[START OF The data]

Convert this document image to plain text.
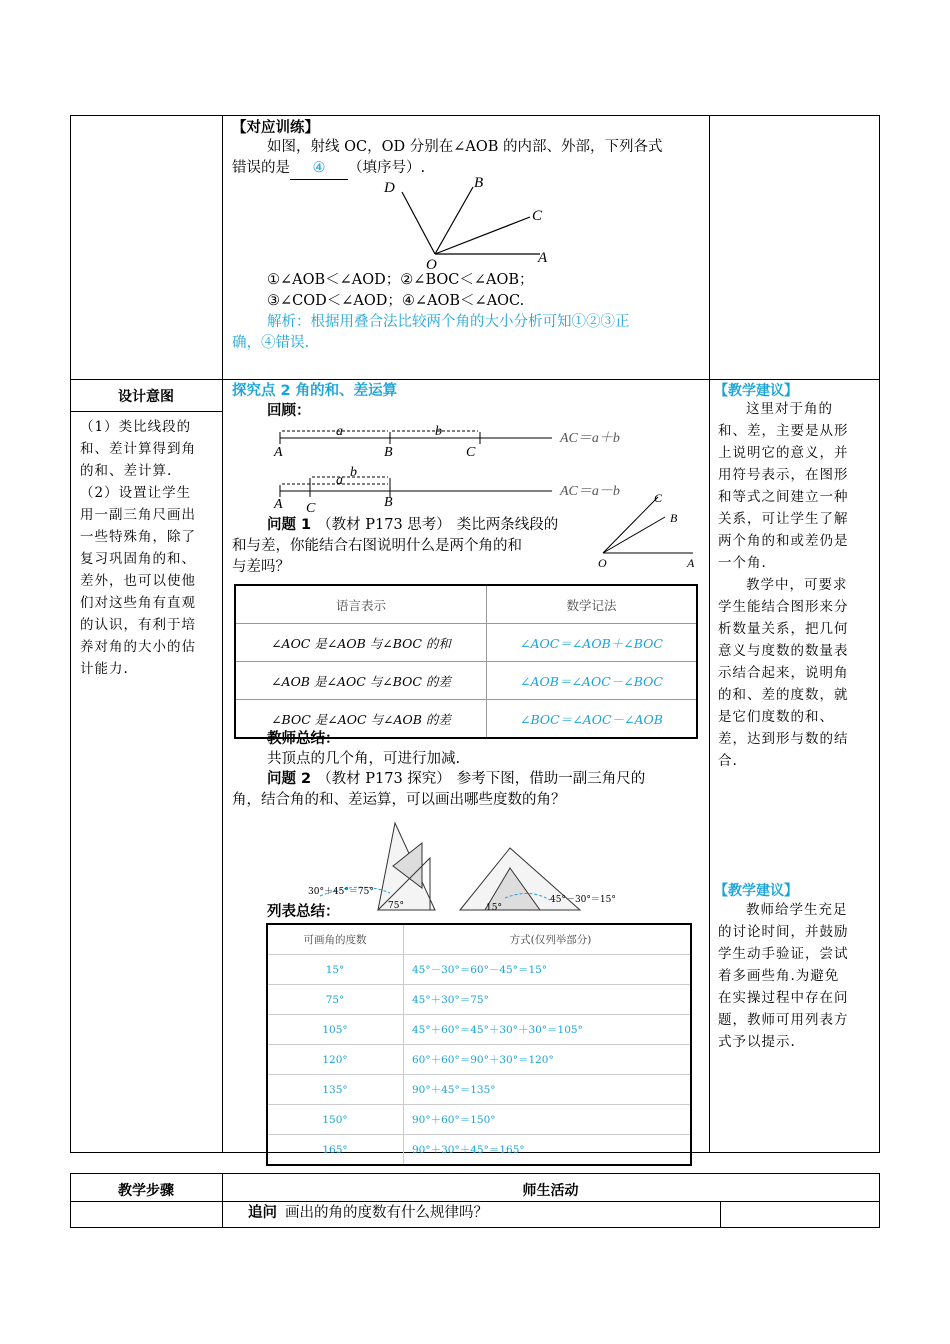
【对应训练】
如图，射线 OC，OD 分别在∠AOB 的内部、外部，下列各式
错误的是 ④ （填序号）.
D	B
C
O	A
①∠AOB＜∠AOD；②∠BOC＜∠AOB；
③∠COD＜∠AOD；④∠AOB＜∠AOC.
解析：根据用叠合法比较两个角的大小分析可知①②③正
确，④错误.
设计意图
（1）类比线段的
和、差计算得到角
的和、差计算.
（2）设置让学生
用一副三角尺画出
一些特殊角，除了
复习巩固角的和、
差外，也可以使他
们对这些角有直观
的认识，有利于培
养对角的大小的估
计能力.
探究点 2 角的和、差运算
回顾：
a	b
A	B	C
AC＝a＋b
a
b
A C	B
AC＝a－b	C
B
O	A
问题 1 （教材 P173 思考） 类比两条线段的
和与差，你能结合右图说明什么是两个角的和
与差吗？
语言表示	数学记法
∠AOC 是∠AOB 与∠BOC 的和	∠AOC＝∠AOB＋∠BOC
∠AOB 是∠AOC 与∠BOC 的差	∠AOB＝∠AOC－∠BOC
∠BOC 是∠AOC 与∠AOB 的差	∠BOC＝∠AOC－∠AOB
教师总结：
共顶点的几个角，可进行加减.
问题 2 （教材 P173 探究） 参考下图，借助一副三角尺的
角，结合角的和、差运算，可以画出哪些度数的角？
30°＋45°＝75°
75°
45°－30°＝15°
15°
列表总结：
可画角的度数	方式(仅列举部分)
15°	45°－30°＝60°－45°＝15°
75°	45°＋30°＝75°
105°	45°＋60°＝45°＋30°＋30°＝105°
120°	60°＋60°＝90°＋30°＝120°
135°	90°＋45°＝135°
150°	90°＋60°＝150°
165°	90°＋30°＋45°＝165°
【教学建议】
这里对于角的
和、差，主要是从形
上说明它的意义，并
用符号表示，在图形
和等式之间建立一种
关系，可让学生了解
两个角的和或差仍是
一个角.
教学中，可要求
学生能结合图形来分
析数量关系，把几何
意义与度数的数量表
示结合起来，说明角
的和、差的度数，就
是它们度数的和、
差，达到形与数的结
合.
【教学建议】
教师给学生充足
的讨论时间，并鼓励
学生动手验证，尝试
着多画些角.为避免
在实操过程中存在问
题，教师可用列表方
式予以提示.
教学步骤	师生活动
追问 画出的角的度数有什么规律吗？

[END OF The data]
[START OF The data]

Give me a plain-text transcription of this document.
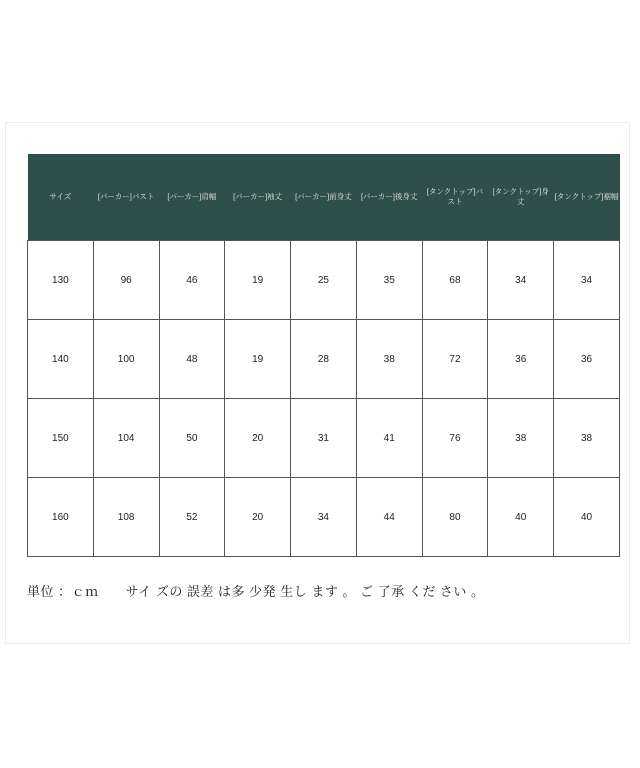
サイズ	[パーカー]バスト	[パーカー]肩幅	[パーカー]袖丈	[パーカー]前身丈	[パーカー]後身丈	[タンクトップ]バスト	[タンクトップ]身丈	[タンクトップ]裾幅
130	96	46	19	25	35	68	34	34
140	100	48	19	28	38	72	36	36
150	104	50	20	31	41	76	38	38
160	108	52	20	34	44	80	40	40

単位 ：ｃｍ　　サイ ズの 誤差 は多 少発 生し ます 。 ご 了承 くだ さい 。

[END OF The data]
[START OF The data]

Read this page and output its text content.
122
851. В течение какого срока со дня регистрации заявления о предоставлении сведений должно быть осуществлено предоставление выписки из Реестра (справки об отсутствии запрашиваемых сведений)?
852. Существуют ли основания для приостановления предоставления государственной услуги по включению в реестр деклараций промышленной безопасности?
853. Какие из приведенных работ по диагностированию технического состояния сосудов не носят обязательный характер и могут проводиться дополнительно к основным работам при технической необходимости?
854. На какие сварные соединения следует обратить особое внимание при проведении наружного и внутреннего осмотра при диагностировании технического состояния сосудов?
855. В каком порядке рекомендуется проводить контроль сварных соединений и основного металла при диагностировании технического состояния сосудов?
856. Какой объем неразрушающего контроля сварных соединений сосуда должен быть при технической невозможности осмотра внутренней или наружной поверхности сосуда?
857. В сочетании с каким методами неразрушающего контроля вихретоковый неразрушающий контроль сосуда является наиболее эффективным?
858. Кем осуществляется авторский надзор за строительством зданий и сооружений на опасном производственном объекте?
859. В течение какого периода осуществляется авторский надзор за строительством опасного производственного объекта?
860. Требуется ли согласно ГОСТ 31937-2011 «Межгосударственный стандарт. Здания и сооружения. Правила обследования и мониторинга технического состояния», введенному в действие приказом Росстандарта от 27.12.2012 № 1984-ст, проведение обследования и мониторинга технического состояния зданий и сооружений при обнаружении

[END OF The data]

* _What is being asked_
Search the data for the string "осмотра" and copy each line where it appears.

* _Written response_
854. На какие сварные соединения следует обратить особое внимание при проведении наружного и внутреннего осмотра при диагностировании технического состояния сосудов?
856. Какой объем неразрушающего контроля сварных соединений сосуда должен быть при технической невозможности осмотра внутренней или наружной поверхности сосуда?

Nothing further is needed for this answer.